Input for this task
----------------
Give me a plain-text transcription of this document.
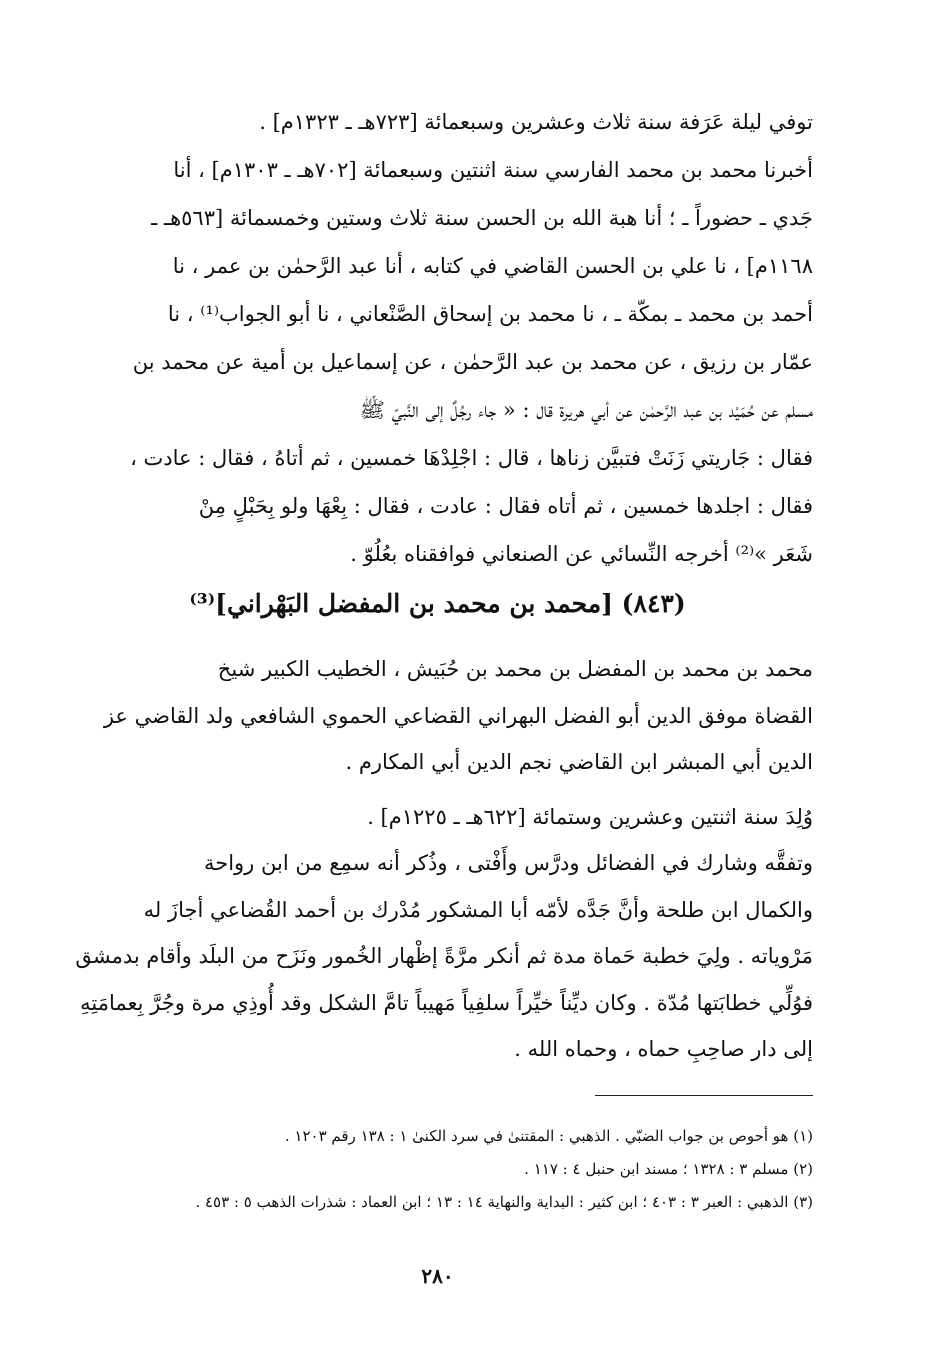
توفي ليلة عَرَفة سنة ثلاث وعشرين وسبعمائة [٧٢٣هـ ـ ١٣٢٣م] .

أخبرنا محمد بن محمد الفارسي سنة اثنتين وسبعمائة [٧٠٢هـ ـ ١٣٠٣م] ، أنا

جَدي ـ حضوراً ـ ؛ أنا هبة الله بن الحسن سنة ثلاث وستين وخمسمائة [٥٦٣هـ ـ

١١٦٨م] ، نا علي بن الحسن القاضي في كتابه ، أنا عبد الرَّحمٰن بن عمر ، نا

أحمد بن محمد ـ بمكّة ـ ، نا محمد بن إسحاق الصَّنْعاني ، نا أبو الجواب⁽¹⁾ ، نا

عمّار بن رزيق ، عن محمد بن عبد الرَّحمٰن ، عن إسماعيل بن أمية عن محمد بن

مسلم عن حُمَيْد بن عبد الرَّحمٰن عن أبي هريرة قال : « جاء رجُلٌ إلى النَّبيّ ﷺ

فقال : جَاريتي زَنَتْ فتبيَّن زناها ، قال : اجْلِدْهَا خمسين ، ثم أتاهُ ، فقال : عادت ،

فقال : اجلدها خمسين ، ثم أتاه فقال : عادت ، فقال : بِعْهَا ولو بِحَبْلٍ مِنْ

شَعَر »⁽²⁾ أخرجه النِّسائي عن الصنعاني فوافقناه بعُلُوّ .

(٨٤٣) [محمد بن محمد بن المفضل البَهْراني]⁽³⁾

محمد بن محمد بن المفضل بن محمد بن حُبَيش ، الخطيب الكبير شيخ

القضاة موفق الدين أبو الفضل البهراني القضاعي الحموي الشافعي ولد القاضي عز

الدين أبي المبشر ابن القاضي نجم الدين أبي المكارم .

وُلِدَ سنة اثنتين وعشرين وستمائة [٦٢٢هـ ـ ١٢٢٥م] .

وتفقَّه وشارك في الفضائل ودرَّس وأَفْتى ، وذُكر أنه سمِع من ابن رواحة

والكمال ابن طلحة وأنَّ جَدَّه لأمّه أبا المشكور مُدْرك بن أحمد القُضاعي أجازَ له

مَرْوياته . ولِيَ خطبة حَماة مدة ثم أنكر مرَّةً إظْهار الخُمور ونَزَح من البلَد وأقام بدمشق

فوُلِّي خطابَتها مُدّة . وكان ديِّناً خيِّراً سلفِياً مَهيباً تامَّ الشكل وقد أُوذِي مرة وجُرَّ بِعمامَتِهِ

إلى دار صاحِبِ حماه ، وحماه الله .

(١) هو أحوص بن جواب الضبّي . الذهبي : المقتنىٰ في سرد الكنىٰ ١ : ١٣٨ رقم ١٢٠٣ .

(٢) مسلم ٣ : ١٣٢٨ ؛ مسند ابن حنبل ٤ : ١١٧ .

(٣) الذهبي : العبر ٣ : ٤٠٣ ؛ ابن كثير : البداية والنهاية ١٤ : ١٣ ؛ ابن العماد : شذرات الذهب ٥ : ٤٥٣ .

٢٨٠
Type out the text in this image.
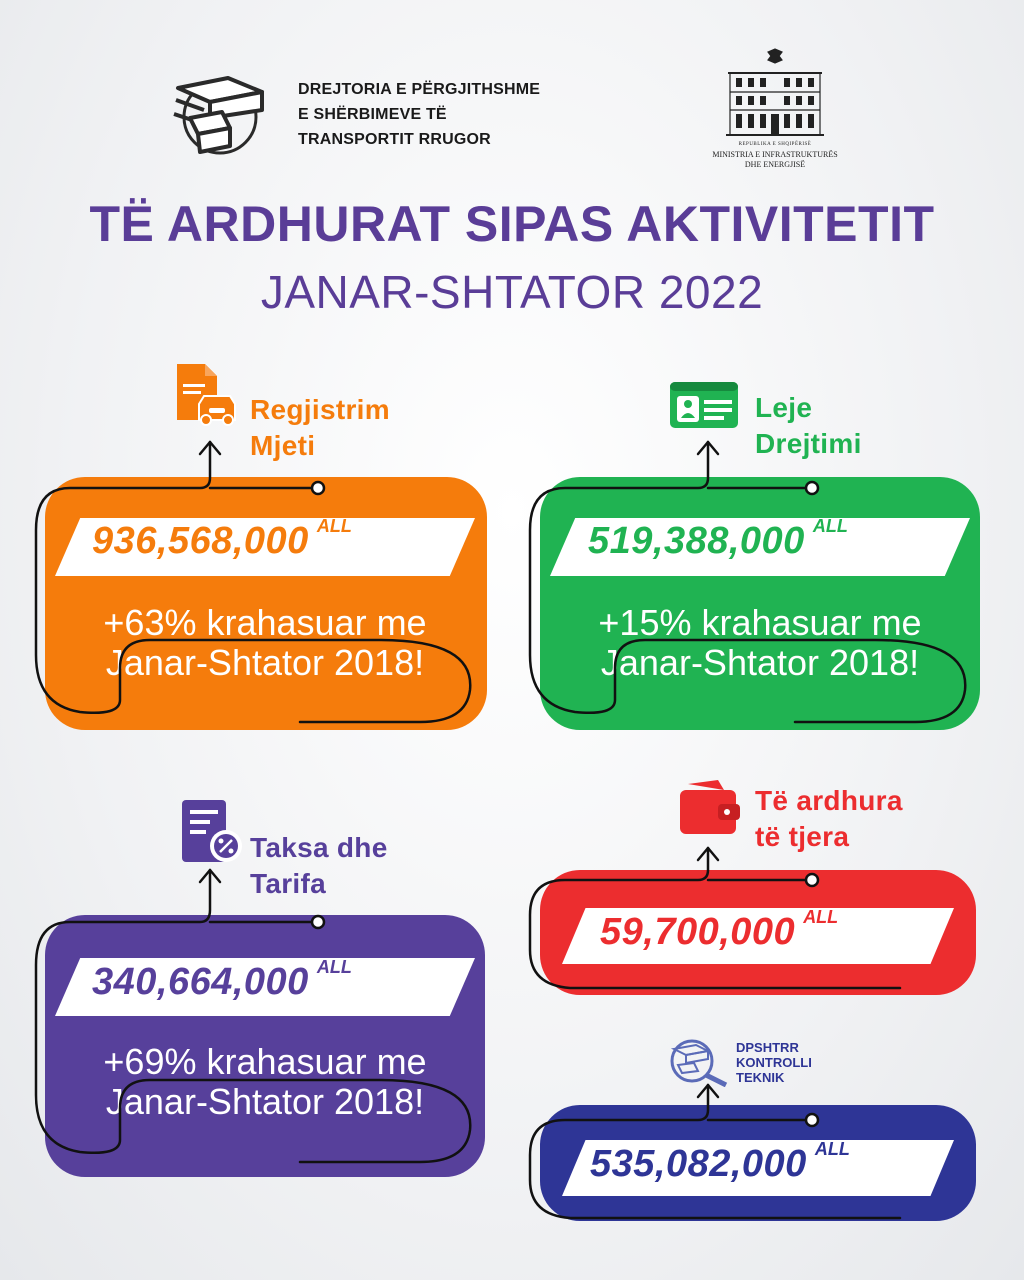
DREJTORIA E PËRGJITHSHME
E SHËRBIMEVE TË
TRANSPORTIT RRUGOR	REPUBLIKA E SHQIPËRISË
MINISTRIA E INFRASTRUKTURËS
DHE ENERGJISË
TË ARDHURAT SIPAS AKTIVITETIT
JANAR-SHTATOR 2022
936,568,000 ALL
+63% krahasuar me
Janar-Shtator 2018!
Regjistrim
Mjeti
519,388,000 ALL
+15% krahasuar me
Janar-Shtator 2018!
Leje
Drejtimi
340,664,000 ALL
+69% krahasuar me
Janar-Shtator 2018!
Taksa dhe
Tarifa
59,700,000 ALL
Të ardhura
të tjera
535,082,000 ALL
DPSHTRR
KONTROLLI
TEKNIK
----------------
Pictures are to be left out; the records above must be repeated word for word.

Give me a plain-text transcription of this document.
توفي ليلة عَرَفة سنة ثلاث وعشرين وسبعمائة [٧٢٣هـ ـ ١٣٢٣م] .

أخبرنا محمد بن محمد الفارسي سنة اثنتين وسبعمائة [٧٠٢هـ ـ ١٣٠٣م] ، أنا

جَدي ـ حضوراً ـ ؛ أنا هبة الله بن الحسن سنة ثلاث وستين وخمسمائة [٥٦٣هـ ـ

١١٦٨م] ، نا علي بن الحسن القاضي في كتابه ، أنا عبد الرَّحمٰن بن عمر ، نا

أحمد بن محمد ـ بمكّة ـ ، نا محمد بن إسحاق الصَّنْعاني ، نا أبو الجواب⁽¹⁾ ، نا

عمّار بن رزيق ، عن محمد بن عبد الرَّحمٰن ، عن إسماعيل بن أمية عن محمد بن

مسلم عن حُمَيْد بن عبد الرَّحمٰن عن أبي هريرة قال : « جاء رجُلٌ إلى النَّبيّ ﷺ

فقال : جَاريتي زَنَتْ فتبيَّن زناها ، قال : اجْلِدْهَا خمسين ، ثم أتاهُ ، فقال : عادت ،

فقال : اجلدها خمسين ، ثم أتاه فقال : عادت ، فقال : بِعْهَا ولو بِحَبْلٍ مِنْ

شَعَر »⁽²⁾ أخرجه النِّسائي عن الصنعاني فوافقناه بعُلُوّ .

(٨٤٣) [محمد بن محمد بن المفضل البَهْراني]⁽³⁾

محمد بن محمد بن المفضل بن محمد بن حُبَيش ، الخطيب الكبير شيخ

القضاة موفق الدين أبو الفضل البهراني القضاعي الحموي الشافعي ولد القاضي عز

الدين أبي المبشر ابن القاضي نجم الدين أبي المكارم .

وُلِدَ سنة اثنتين وعشرين وستمائة [٦٢٢هـ ـ ١٢٢٥م] .

وتفقَّه وشارك في الفضائل ودرَّس وأَفْتى ، وذُكر أنه سمِع من ابن رواحة

والكمال ابن طلحة وأنَّ جَدَّه لأمّه أبا المشكور مُدْرك بن أحمد القُضاعي أجازَ له

مَرْوياته . ولِيَ خطبة حَماة مدة ثم أنكر مرَّةً إظْهار الخُمور ونَزَح من البلَد وأقام بدمشق

فوُلِّي خطابَتها مُدّة . وكان ديِّناً خيِّراً سلفِياً مَهيباً تامَّ الشكل وقد أُوذِي مرة وجُرَّ بِعمامَتِهِ

إلى دار صاحِبِ حماه ، وحماه الله .

(١) هو أحوص بن جواب الضبّي . الذهبي : المقتنىٰ في سرد الكنىٰ ١ : ١٣٨ رقم ١٢٠٣ .

(٢) مسلم ٣ : ١٣٢٨ ؛ مسند ابن حنبل ٤ : ١١٧ .

(٣) الذهبي : العبر ٣ : ٤٠٣ ؛ ابن كثير : البداية والنهاية ١٤ : ١٣ ؛ ابن العماد : شذرات الذهب ٥ : ٤٥٣ .

٢٨٠
Type out the text in this image.
DREJTORIA E PËRGJITHSHME
E SHËRBIMEVE TË
TRANSPORTIT RRUGOR	REPUBLIKA E SHQIPËRISË
MINISTRIA E INFRASTRUKTURËS
DHE ENERGJISË
TË ARDHURAT SIPAS AKTIVITETIT
JANAR-SHTATOR 2022
936,568,000 ALL
+63% krahasuar me
Janar-Shtator 2018!
Regjistrim
Mjeti
519,388,000 ALL
+15% krahasuar me
Janar-Shtator 2018!
Leje
Drejtimi
340,664,000 ALL
+69% krahasuar me
Janar-Shtator 2018!
Taksa dhe
Tarifa
59,700,000 ALL
Të ardhura
të tjera
535,082,000 ALL
DPSHTRR
KONTROLLI
TEKNIK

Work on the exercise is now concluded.